[START OF SUPPLIED MATERIAL]

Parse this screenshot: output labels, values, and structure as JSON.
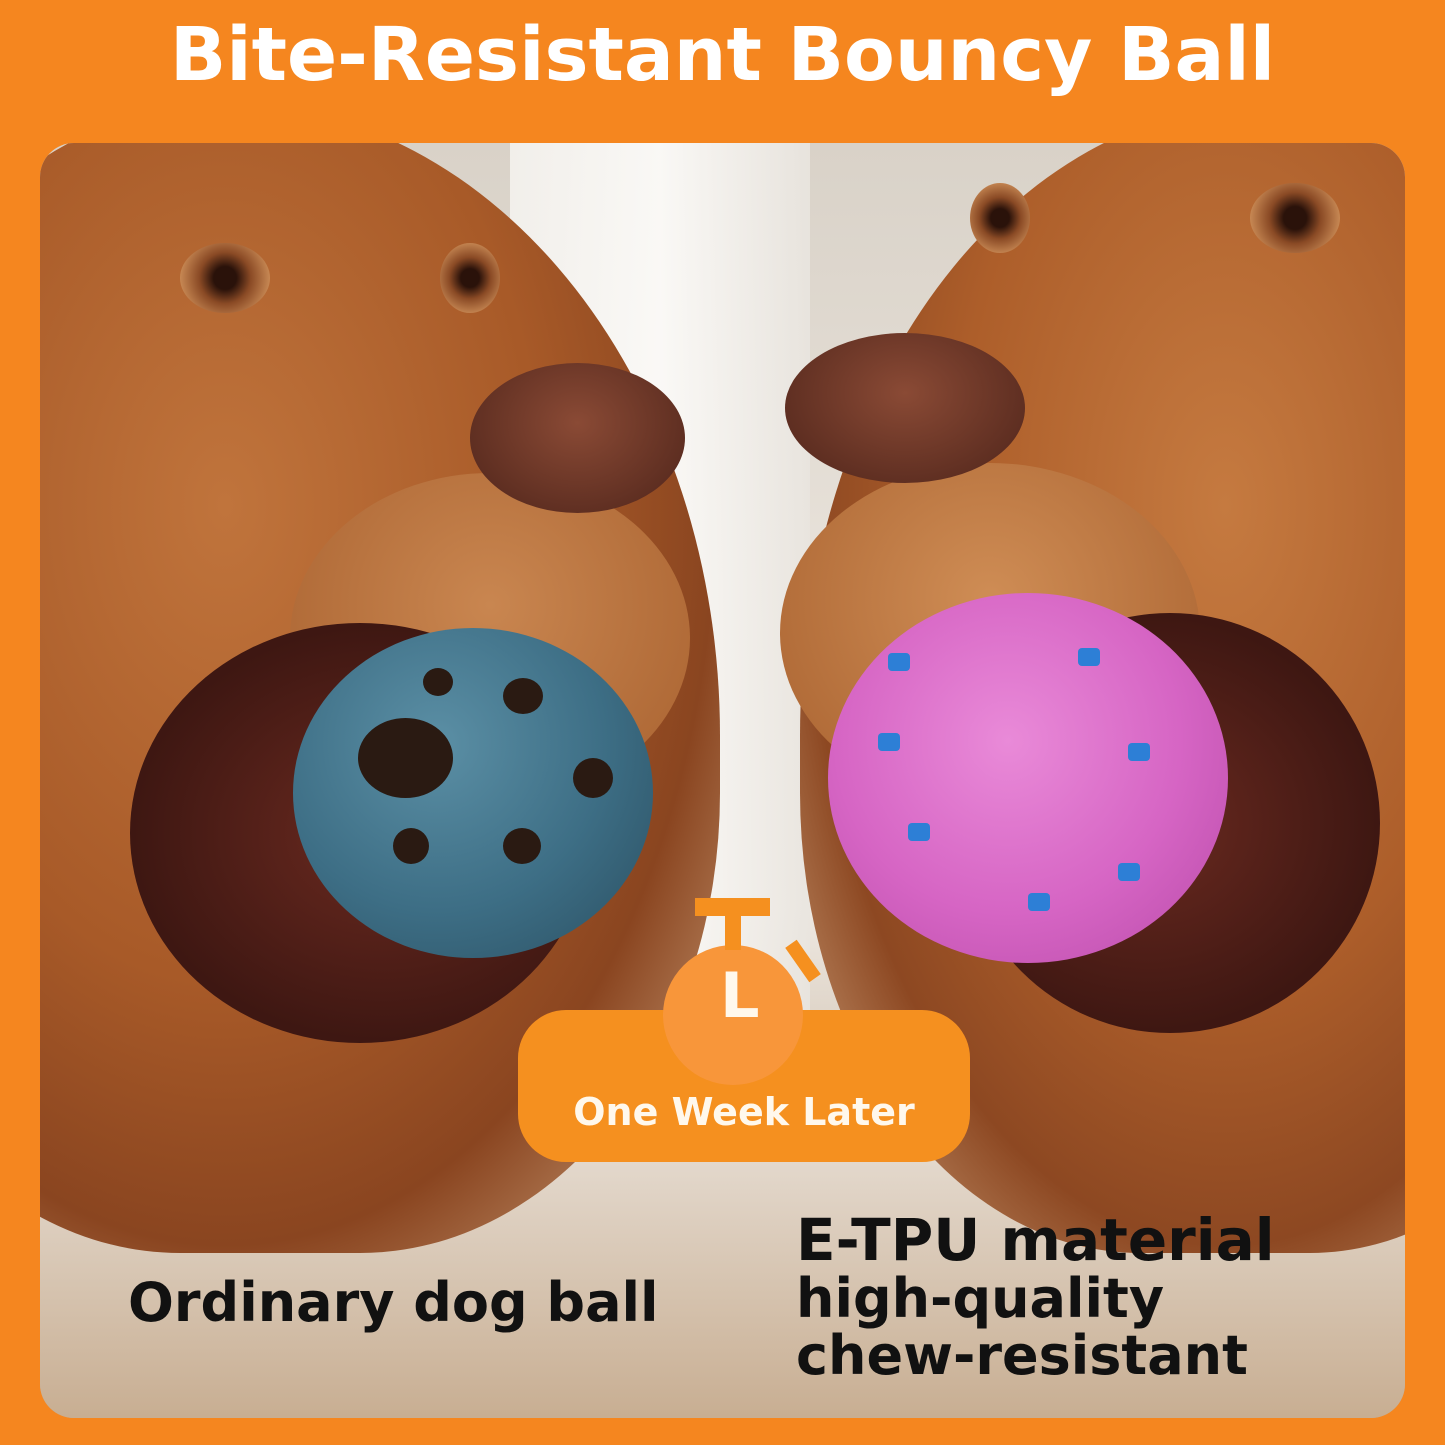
{
  "title": "Bite-Resistant Bouncy Ball",
  "badge": {
    "label": "One Week Later",
    "icon": "stopwatch-icon",
    "color": "#f5901f"
  },
  "left_caption": "Ordinary dog ball",
  "right_caption": {
    "line1": "E-TPU material",
    "line2": "high-quality",
    "line3": "chew-resistant"
  },
  "colors": {
    "frame": "#f5861f",
    "ordinary_ball": "#3d6e85",
    "etpu_ball": "#d665c4"
  }
}
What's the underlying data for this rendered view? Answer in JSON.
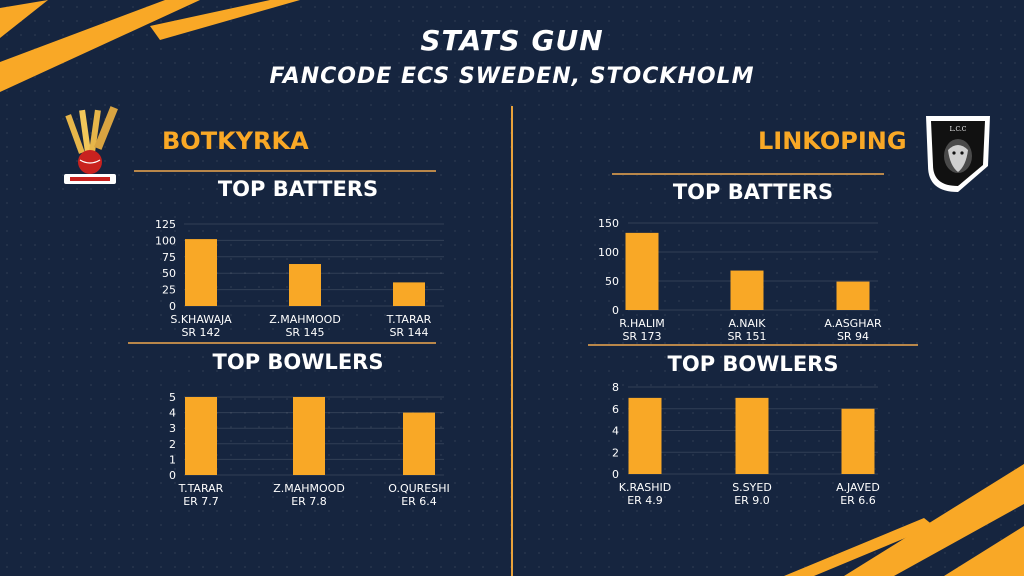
{
  "header": {
    "title": "STATS GUN",
    "subtitle": "FANCODE ECS SWEDEN, STOCKHOLM"
  },
  "colors": {
    "background": "#16253f",
    "accent": "#f9a826",
    "bar": "#f9a826"
  },
  "teams": {
    "left": {
      "name": "BOTKYRKA",
      "batters_title": "TOP BATTERS",
      "bowlers_title": "TOP BOWLERS"
    },
    "right": {
      "name": "LINKOPING",
      "batters_title": "TOP BATTERS",
      "bowlers_title": "TOP BOWLERS"
    }
  },
  "chart_data": [
    {
      "type": "bar",
      "title": "TOP BATTERS",
      "team": "BOTKYRKA",
      "categories": [
        "S.KHAWAJA",
        "Z.MAHMOOD",
        "T.TARAR"
      ],
      "sublabels": [
        "SR 142",
        "SR 145",
        "SR 144"
      ],
      "values": [
        102,
        64,
        36
      ],
      "yticks": [
        0,
        25,
        50,
        75,
        100,
        125
      ],
      "ylim": [
        0,
        125
      ]
    },
    {
      "type": "bar",
      "title": "TOP BOWLERS",
      "team": "BOTKYRKA",
      "categories": [
        "T.TARAR",
        "Z.MAHMOOD",
        "O.QURESHI"
      ],
      "sublabels": [
        "ER 7.7",
        "ER 7.8",
        "ER 6.4"
      ],
      "values": [
        5,
        5,
        4
      ],
      "yticks": [
        0,
        1,
        2,
        3,
        4,
        5
      ],
      "ylim": [
        0,
        5
      ]
    },
    {
      "type": "bar",
      "title": "TOP BATTERS",
      "team": "LINKOPING",
      "categories": [
        "R.HALIM",
        "A.NAIK",
        "A.ASGHAR"
      ],
      "sublabels": [
        "SR 173",
        "SR 151",
        "SR 94"
      ],
      "values": [
        133,
        68,
        49
      ],
      "yticks": [
        0,
        50,
        100,
        150
      ],
      "ylim": [
        0,
        150
      ]
    },
    {
      "type": "bar",
      "title": "TOP BOWLERS",
      "team": "LINKOPING",
      "categories": [
        "K.RASHID",
        "S.SYED",
        "A.JAVED"
      ],
      "sublabels": [
        "ER 4.9",
        "ER 9.0",
        "ER 6.6"
      ],
      "values": [
        7,
        7,
        6
      ],
      "yticks": [
        0,
        2,
        4,
        6,
        8
      ],
      "ylim": [
        0,
        8
      ]
    }
  ]
}
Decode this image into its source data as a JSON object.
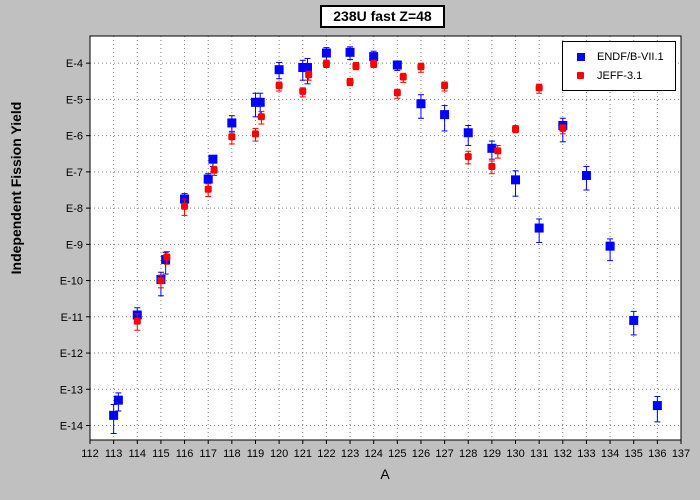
{
  "chart_data": {
    "type": "scatter",
    "title": "238U fast Z=48",
    "xlabel": "A",
    "ylabel": "Independent Fission Yield",
    "xlim": [
      112,
      137
    ],
    "x_ticks": [
      112,
      113,
      114,
      115,
      116,
      117,
      118,
      119,
      120,
      121,
      122,
      123,
      124,
      125,
      126,
      127,
      128,
      129,
      130,
      131,
      132,
      133,
      134,
      135,
      136,
      137
    ],
    "ylim_log10": [
      -14.4,
      -3.25
    ],
    "y_scale": "log",
    "y_ticks": [
      {
        "exp": -4,
        "label": "E-4"
      },
      {
        "exp": -5,
        "label": "E-5"
      },
      {
        "exp": -6,
        "label": "E-6"
      },
      {
        "exp": -7,
        "label": "E-7"
      },
      {
        "exp": -8,
        "label": "E-8"
      },
      {
        "exp": -9,
        "label": "E-9"
      },
      {
        "exp": -10,
        "label": "E-10"
      },
      {
        "exp": -11,
        "label": "E-11"
      },
      {
        "exp": -12,
        "label": "E-12"
      },
      {
        "exp": -13,
        "label": "E-13"
      },
      {
        "exp": -14,
        "label": "E-14"
      }
    ],
    "grid": true,
    "legend_position": "top-right",
    "series": [
      {
        "name": "ENDF/B-VII.1",
        "color": "#0000ff",
        "marker": "square",
        "points": [
          {
            "a": 113,
            "log10_y": -13.72,
            "err_lo": 0.5,
            "err_hi": 0.3
          },
          {
            "a": 113.2,
            "log10_y": -13.3,
            "err_lo": 0.3,
            "err_hi": 0.2
          },
          {
            "a": 114,
            "log10_y": -10.95,
            "err_lo": 0.2,
            "err_hi": 0.2
          },
          {
            "a": 115,
            "log10_y": -9.97,
            "err_lo": 0.45,
            "err_hi": 0.2
          },
          {
            "a": 115.2,
            "log10_y": -9.42,
            "err_lo": 0.4,
            "err_hi": 0.2
          },
          {
            "a": 116,
            "log10_y": -7.75,
            "err_lo": 0.25,
            "err_hi": 0.15
          },
          {
            "a": 117,
            "log10_y": -7.2,
            "err_lo": 0.3,
            "err_hi": 0.15
          },
          {
            "a": 117.2,
            "log10_y": -6.65,
            "err_lo": 0.2,
            "err_hi": 0.1
          },
          {
            "a": 118,
            "log10_y": -5.65,
            "err_lo": 0.25,
            "err_hi": 0.2
          },
          {
            "a": 119,
            "log10_y": -5.08,
            "err_lo": 0.4,
            "err_hi": 0.25
          },
          {
            "a": 119.2,
            "log10_y": -5.08,
            "err_lo": 0.4,
            "err_hi": 0.25
          },
          {
            "a": 120,
            "log10_y": -4.18,
            "err_lo": 0.25,
            "err_hi": 0.2
          },
          {
            "a": 121,
            "log10_y": -4.12,
            "err_lo": 0.35,
            "err_hi": 0.2
          },
          {
            "a": 121.2,
            "log10_y": -4.12,
            "err_lo": 0.45,
            "err_hi": 0.25
          },
          {
            "a": 122,
            "log10_y": -3.72,
            "err_lo": 0.2,
            "err_hi": 0.15
          },
          {
            "a": 123,
            "log10_y": -3.7,
            "err_lo": 0.2,
            "err_hi": 0.15
          },
          {
            "a": 124,
            "log10_y": -3.82,
            "err_lo": 0.2,
            "err_hi": 0.15
          },
          {
            "a": 125,
            "log10_y": -4.05,
            "err_lo": 0.15,
            "err_hi": 0.1
          },
          {
            "a": 126,
            "log10_y": -5.12,
            "err_lo": 0.4,
            "err_hi": 0.25
          },
          {
            "a": 127,
            "log10_y": -5.42,
            "err_lo": 0.45,
            "err_hi": 0.25
          },
          {
            "a": 128,
            "log10_y": -5.92,
            "err_lo": 0.35,
            "err_hi": 0.2
          },
          {
            "a": 129,
            "log10_y": -6.35,
            "err_lo": 0.3,
            "err_hi": 0.2
          },
          {
            "a": 130,
            "log10_y": -7.22,
            "err_lo": 0.45,
            "err_hi": 0.25
          },
          {
            "a": 131,
            "log10_y": -8.55,
            "err_lo": 0.4,
            "err_hi": 0.25
          },
          {
            "a": 132,
            "log10_y": -5.72,
            "err_lo": 0.45,
            "err_hi": 0.2
          },
          {
            "a": 133,
            "log10_y": -7.1,
            "err_lo": 0.4,
            "err_hi": 0.25
          },
          {
            "a": 134,
            "log10_y": -9.05,
            "err_lo": 0.4,
            "err_hi": 0.2
          },
          {
            "a": 135,
            "log10_y": -11.1,
            "err_lo": 0.4,
            "err_hi": 0.25
          },
          {
            "a": 136,
            "log10_y": -13.45,
            "err_lo": 0.45,
            "err_hi": 0.25
          }
        ]
      },
      {
        "name": "JEFF-3.1",
        "color": "#ff0000",
        "marker": "rounded-square",
        "points": [
          {
            "a": 114,
            "log10_y": -11.12,
            "err_lo": 0.25,
            "err_hi": 0.2
          },
          {
            "a": 115,
            "log10_y": -10.0,
            "err_lo": 0.2,
            "err_hi": 0.15
          },
          {
            "a": 115.25,
            "log10_y": -9.35,
            "err_lo": 0.2,
            "err_hi": 0.15
          },
          {
            "a": 116,
            "log10_y": -7.95,
            "err_lo": 0.25,
            "err_hi": 0.2
          },
          {
            "a": 117,
            "log10_y": -7.48,
            "err_lo": 0.2,
            "err_hi": 0.15
          },
          {
            "a": 117.25,
            "log10_y": -6.95,
            "err_lo": 0.15,
            "err_hi": 0.1
          },
          {
            "a": 118,
            "log10_y": -6.03,
            "err_lo": 0.2,
            "err_hi": 0.15
          },
          {
            "a": 119,
            "log10_y": -5.95,
            "err_lo": 0.2,
            "err_hi": 0.15
          },
          {
            "a": 119.25,
            "log10_y": -5.48,
            "err_lo": 0.2,
            "err_hi": 0.15
          },
          {
            "a": 120,
            "log10_y": -4.62,
            "err_lo": 0.15,
            "err_hi": 0.1
          },
          {
            "a": 121,
            "log10_y": -4.78,
            "err_lo": 0.15,
            "err_hi": 0.1
          },
          {
            "a": 121.25,
            "log10_y": -4.32,
            "err_lo": 0.15,
            "err_hi": 0.1
          },
          {
            "a": 122,
            "log10_y": -4.02,
            "err_lo": 0.1,
            "err_hi": 0.1
          },
          {
            "a": 123,
            "log10_y": -4.52,
            "err_lo": 0.1,
            "err_hi": 0.1
          },
          {
            "a": 123.25,
            "log10_y": -4.08,
            "err_lo": 0.1,
            "err_hi": 0.1
          },
          {
            "a": 124,
            "log10_y": -4.02,
            "err_lo": 0.1,
            "err_hi": 0.1
          },
          {
            "a": 125,
            "log10_y": -4.82,
            "err_lo": 0.15,
            "err_hi": 0.1
          },
          {
            "a": 125.25,
            "log10_y": -4.38,
            "err_lo": 0.15,
            "err_hi": 0.1
          },
          {
            "a": 126,
            "log10_y": -4.1,
            "err_lo": 0.15,
            "err_hi": 0.1
          },
          {
            "a": 127,
            "log10_y": -4.62,
            "err_lo": 0.15,
            "err_hi": 0.1
          },
          {
            "a": 128,
            "log10_y": -6.58,
            "err_lo": 0.2,
            "err_hi": 0.15
          },
          {
            "a": 129,
            "log10_y": -6.85,
            "err_lo": 0.2,
            "err_hi": 0.15
          },
          {
            "a": 129.25,
            "log10_y": -6.42,
            "err_lo": 0.2,
            "err_hi": 0.15
          },
          {
            "a": 130,
            "log10_y": -5.82,
            "err_lo": 0.1,
            "err_hi": 0.1
          },
          {
            "a": 131,
            "log10_y": -4.68,
            "err_lo": 0.15,
            "err_hi": 0.1
          },
          {
            "a": 132,
            "log10_y": -5.8,
            "err_lo": 0.15,
            "err_hi": 0.1
          }
        ]
      }
    ]
  }
}
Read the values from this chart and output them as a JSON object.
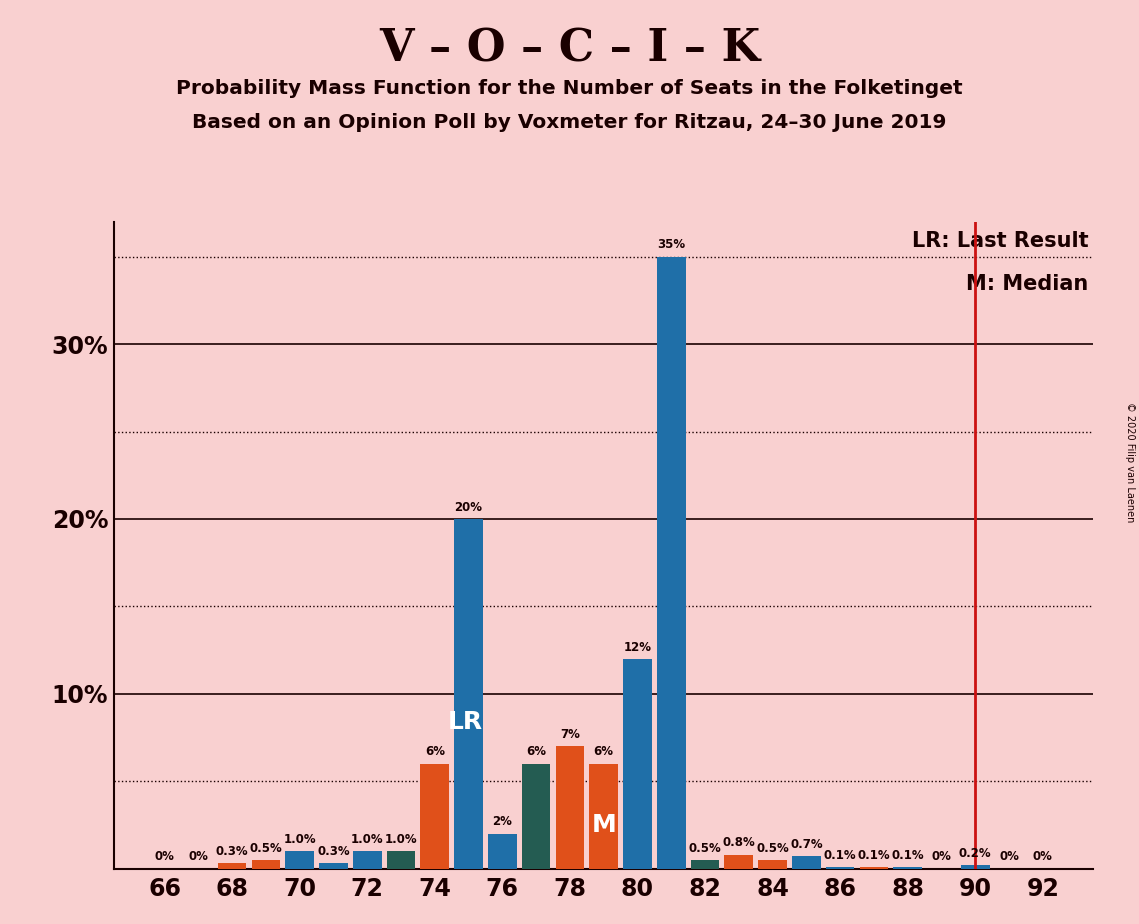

[END OF SUPPLIED MATERIAL]

Give only a number: how many lines of the data hold the string "JSON"?

4